■ Task objective
Reproduce each of the rows below verbatim.

[Stored entries]
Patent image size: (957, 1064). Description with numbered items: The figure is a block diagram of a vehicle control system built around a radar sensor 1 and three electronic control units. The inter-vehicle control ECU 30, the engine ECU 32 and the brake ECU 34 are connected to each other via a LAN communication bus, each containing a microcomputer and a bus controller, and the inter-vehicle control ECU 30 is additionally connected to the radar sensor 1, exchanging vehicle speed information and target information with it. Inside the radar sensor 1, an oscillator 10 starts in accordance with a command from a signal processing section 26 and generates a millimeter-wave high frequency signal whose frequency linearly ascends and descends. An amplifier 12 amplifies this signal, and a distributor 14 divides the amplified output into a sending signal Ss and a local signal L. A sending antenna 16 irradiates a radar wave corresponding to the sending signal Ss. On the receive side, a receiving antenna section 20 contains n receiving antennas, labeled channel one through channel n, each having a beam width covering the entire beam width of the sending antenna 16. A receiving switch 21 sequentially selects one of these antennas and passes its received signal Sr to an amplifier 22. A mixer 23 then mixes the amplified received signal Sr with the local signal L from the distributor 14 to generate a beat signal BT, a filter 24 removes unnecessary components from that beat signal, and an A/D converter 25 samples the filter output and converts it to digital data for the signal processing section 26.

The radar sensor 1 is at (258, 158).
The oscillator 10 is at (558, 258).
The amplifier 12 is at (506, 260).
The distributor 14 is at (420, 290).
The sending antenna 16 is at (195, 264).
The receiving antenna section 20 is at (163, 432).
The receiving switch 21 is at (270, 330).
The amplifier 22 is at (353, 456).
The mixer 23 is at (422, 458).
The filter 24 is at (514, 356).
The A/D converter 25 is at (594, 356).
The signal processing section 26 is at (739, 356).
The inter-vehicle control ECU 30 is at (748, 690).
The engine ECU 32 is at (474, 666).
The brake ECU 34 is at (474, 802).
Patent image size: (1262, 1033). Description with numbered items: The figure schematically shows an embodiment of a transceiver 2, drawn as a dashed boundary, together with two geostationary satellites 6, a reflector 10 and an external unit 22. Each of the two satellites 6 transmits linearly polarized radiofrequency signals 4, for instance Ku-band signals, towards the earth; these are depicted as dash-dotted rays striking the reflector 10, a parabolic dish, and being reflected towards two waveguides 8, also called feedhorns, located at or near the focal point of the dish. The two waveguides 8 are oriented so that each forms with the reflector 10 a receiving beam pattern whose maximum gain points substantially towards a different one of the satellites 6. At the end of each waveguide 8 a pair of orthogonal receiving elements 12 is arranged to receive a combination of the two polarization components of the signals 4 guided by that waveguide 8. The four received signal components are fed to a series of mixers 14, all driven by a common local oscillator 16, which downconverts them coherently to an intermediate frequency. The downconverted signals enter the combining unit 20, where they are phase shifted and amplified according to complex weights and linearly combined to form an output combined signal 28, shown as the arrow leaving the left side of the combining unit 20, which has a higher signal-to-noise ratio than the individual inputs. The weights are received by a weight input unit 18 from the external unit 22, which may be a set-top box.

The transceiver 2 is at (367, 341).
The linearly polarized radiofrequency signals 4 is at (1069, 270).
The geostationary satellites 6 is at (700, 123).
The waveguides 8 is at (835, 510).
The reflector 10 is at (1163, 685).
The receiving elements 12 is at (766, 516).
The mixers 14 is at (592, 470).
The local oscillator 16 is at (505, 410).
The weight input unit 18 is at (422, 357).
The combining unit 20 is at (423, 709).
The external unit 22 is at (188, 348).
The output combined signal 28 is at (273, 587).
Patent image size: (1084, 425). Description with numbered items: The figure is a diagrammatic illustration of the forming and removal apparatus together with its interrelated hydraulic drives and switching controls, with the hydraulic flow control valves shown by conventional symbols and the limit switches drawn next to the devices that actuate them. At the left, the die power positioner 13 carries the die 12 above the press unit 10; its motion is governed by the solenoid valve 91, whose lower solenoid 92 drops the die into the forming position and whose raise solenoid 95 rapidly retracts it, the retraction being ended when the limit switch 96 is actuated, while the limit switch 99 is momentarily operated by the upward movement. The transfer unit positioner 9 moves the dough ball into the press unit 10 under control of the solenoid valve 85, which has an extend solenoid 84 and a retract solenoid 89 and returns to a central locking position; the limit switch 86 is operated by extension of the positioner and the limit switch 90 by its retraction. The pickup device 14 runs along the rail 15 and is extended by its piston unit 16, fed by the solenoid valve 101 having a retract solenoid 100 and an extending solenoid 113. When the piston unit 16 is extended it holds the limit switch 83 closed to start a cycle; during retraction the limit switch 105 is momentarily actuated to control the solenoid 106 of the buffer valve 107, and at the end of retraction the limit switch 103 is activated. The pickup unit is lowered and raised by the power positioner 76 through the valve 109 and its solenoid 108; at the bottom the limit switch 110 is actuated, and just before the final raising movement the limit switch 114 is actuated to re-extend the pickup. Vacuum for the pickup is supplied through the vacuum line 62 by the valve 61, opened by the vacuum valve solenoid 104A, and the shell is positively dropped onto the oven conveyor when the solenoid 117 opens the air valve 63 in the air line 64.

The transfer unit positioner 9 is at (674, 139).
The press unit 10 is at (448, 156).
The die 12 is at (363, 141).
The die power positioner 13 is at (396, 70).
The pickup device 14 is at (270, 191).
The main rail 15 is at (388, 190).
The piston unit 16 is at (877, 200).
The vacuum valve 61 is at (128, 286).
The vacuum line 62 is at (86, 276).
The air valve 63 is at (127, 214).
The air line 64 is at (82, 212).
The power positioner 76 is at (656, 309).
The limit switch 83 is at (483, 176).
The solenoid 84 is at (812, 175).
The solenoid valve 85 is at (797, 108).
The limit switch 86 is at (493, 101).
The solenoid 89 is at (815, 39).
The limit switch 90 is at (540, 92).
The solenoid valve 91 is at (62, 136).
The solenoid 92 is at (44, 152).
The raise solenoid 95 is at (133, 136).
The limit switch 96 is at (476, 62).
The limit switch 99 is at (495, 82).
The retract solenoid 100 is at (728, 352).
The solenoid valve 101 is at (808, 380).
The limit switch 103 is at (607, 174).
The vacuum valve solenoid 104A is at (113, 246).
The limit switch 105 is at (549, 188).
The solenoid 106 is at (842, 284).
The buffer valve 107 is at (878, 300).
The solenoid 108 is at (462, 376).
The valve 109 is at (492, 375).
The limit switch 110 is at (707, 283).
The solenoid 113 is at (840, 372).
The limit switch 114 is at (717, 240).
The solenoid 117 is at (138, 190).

■ Full solution
Patent image size: (957, 1064). Description with numbered items: The figure is a block diagram of a vehicle control system built around a radar sensor 1 and three electronic control units. The inter-vehicle control ECU 30, the engine ECU 32 and the brake ECU 34 are connected to each other via a LAN communication bus, each containing a microcomputer and a bus controller, and the inter-vehicle control ECU 30 is additionally connected to the radar sensor 1, exchanging vehicle speed information and target information with it. Inside the radar sensor 1, an oscillator 10 starts in accordance with a command from a signal processing section 26 and generates a millimeter-wave high frequency signal whose frequency linearly ascends and descends. An amplifier 12 amplifies this signal, and a distributor 14 divides the amplified output into a sending signal Ss and a local signal L. A sending antenna 16 irradiates a radar wave corresponding to the sending signal Ss. On the receive side, a receiving antenna section 20 contains n receiving antennas, labeled channel one through channel n, each having a beam width covering the entire beam width of the sending antenna 16. A receiving switch 21 sequentially selects one of these antennas and passes its received signal Sr to an amplifier 22. A mixer 23 then mixes the amplified received signal Sr with the local signal L from the distributor 14 to generate a beat signal BT, a filter 24 removes unnecessary components from that beat signal, and an A/D converter 25 samples the filter output and converts it to digital data for the signal processing section 26.

The radar sensor 1 is at (258, 158).
The oscillator 10 is at (558, 258).
The amplifier 12 is at (506, 260).
The distributor 14 is at (420, 290).
The sending antenna 16 is at (195, 264).
The receiving antenna section 20 is at (163, 432).
The receiving switch 21 is at (270, 330).
The amplifier 22 is at (353, 456).
The mixer 23 is at (422, 458).
The filter 24 is at (514, 356).
The A/D converter 25 is at (594, 356).
The signal processing section 26 is at (739, 356).
The inter-vehicle control ECU 30 is at (748, 690).
The engine ECU 32 is at (474, 666).
The brake ECU 34 is at (474, 802).
Patent image size: (1262, 1033). Description with numbered items: The figure schematically shows an embodiment of a transceiver 2, drawn as a dashed boundary, together with two geostationary satellites 6, a reflector 10 and an external unit 22. Each of the two satellites 6 transmits linearly polarized radiofrequency signals 4, for instance Ku-band signals, towards the earth; these are depicted as dash-dotted rays striking the reflector 10, a parabolic dish, and being reflected towards two waveguides 8, also called feedhorns, located at or near the focal point of the dish. The two waveguides 8 are oriented so that each forms with the reflector 10 a receiving beam pattern whose maximum gain points substantially towards a different one of the satellites 6. At the end of each waveguide 8 a pair of orthogonal receiving elements 12 is arranged to receive a combination of the two polarization components of the signals 4 guided by that waveguide 8. The four received signal components are fed to a series of mixers 14, all driven by a common local oscillator 16, which downconverts them coherently to an intermediate frequency. The downconverted signals enter the combining unit 20, where they are phase shifted and amplified according to complex weights and linearly combined to form an output combined signal 28, shown as the arrow leaving the left side of the combining unit 20, which has a higher signal-to-noise ratio than the individual inputs. The weights are received by a weight input unit 18 from the external unit 22, which may be a set-top box.

The transceiver 2 is at (367, 341).
The linearly polarized radiofrequency signals 4 is at (1069, 270).
The geostationary satellites 6 is at (700, 123).
The waveguides 8 is at (835, 510).
The reflector 10 is at (1163, 685).
The receiving elements 12 is at (766, 516).
The mixers 14 is at (592, 470).
The local oscillator 16 is at (505, 410).
The weight input unit 18 is at (422, 357).
The combining unit 20 is at (423, 709).
The external unit 22 is at (188, 348).
The output combined signal 28 is at (273, 587).
Patent image size: (1084, 425). Description with numbered items: The figure is a diagrammatic illustration of the forming and removal apparatus together with its interrelated hydraulic drives and switching controls, with the hydraulic flow control valves shown by conventional symbols and the limit switches drawn next to the devices that actuate them. At the left, the die power positioner 13 carries the die 12 above the press unit 10; its motion is governed by the solenoid valve 91, whose lower solenoid 92 drops the die into the forming position and whose raise solenoid 95 rapidly retracts it, the retraction being ended when the limit switch 96 is actuated, while the limit switch 99 is momentarily operated by the upward movement. The transfer unit positioner 9 moves the dough ball into the press unit 10 under control of the solenoid valve 85, which has an extend solenoid 84 and a retract solenoid 89 and returns to a central locking position; the limit switch 86 is operated by extension of the positioner and the limit switch 90 by its retraction. The pickup device 14 runs along the rail 15 and is extended by its piston unit 16, fed by the solenoid valve 101 having a retract solenoid 100 and an extending solenoid 113. When the piston unit 16 is extended it holds the limit switch 83 closed to start a cycle; during retraction the limit switch 105 is momentarily actuated to control the solenoid 106 of the buffer valve 107, and at the end of retraction the limit switch 103 is activated. The pickup unit is lowered and raised by the power positioner 76 through the valve 109 and its solenoid 108; at the bottom the limit switch 110 is actuated, and just before the final raising movement the limit switch 114 is actuated to re-extend the pickup. Vacuum for the pickup is supplied through the vacuum line 62 by the valve 61, opened by the vacuum valve solenoid 104A, and the shell is positively dropped onto the oven conveyor when the solenoid 117 opens the air valve 63 in the air line 64.

The transfer unit positioner 9 is at (674, 139).
The press unit 10 is at (448, 156).
The die 12 is at (363, 141).
The die power positioner 13 is at (396, 70).
The pickup device 14 is at (270, 191).
The main rail 15 is at (388, 190).
The piston unit 16 is at (877, 200).
The vacuum valve 61 is at (128, 286).
The vacuum line 62 is at (86, 276).
The air valve 63 is at (127, 214).
The air line 64 is at (82, 212).
The power positioner 76 is at (656, 309).
The limit switch 83 is at (483, 176).
The solenoid 84 is at (812, 175).
The solenoid valve 85 is at (797, 108).
The limit switch 86 is at (493, 101).
The solenoid 89 is at (815, 39).
The limit switch 90 is at (540, 92).
The solenoid valve 91 is at (62, 136).
The solenoid 92 is at (44, 152).
The raise solenoid 95 is at (133, 136).
The limit switch 96 is at (476, 62).
The limit switch 99 is at (495, 82).
The retract solenoid 100 is at (728, 352).
The solenoid valve 101 is at (808, 380).
The limit switch 103 is at (607, 174).
The vacuum valve solenoid 104A is at (113, 246).
The limit switch 105 is at (549, 188).
The solenoid 106 is at (842, 284).
The buffer valve 107 is at (878, 300).
The solenoid 108 is at (462, 376).
The valve 109 is at (492, 375).
The limit switch 110 is at (707, 283).
The solenoid 113 is at (840, 372).
The limit switch 114 is at (717, 240).
The solenoid 117 is at (138, 190).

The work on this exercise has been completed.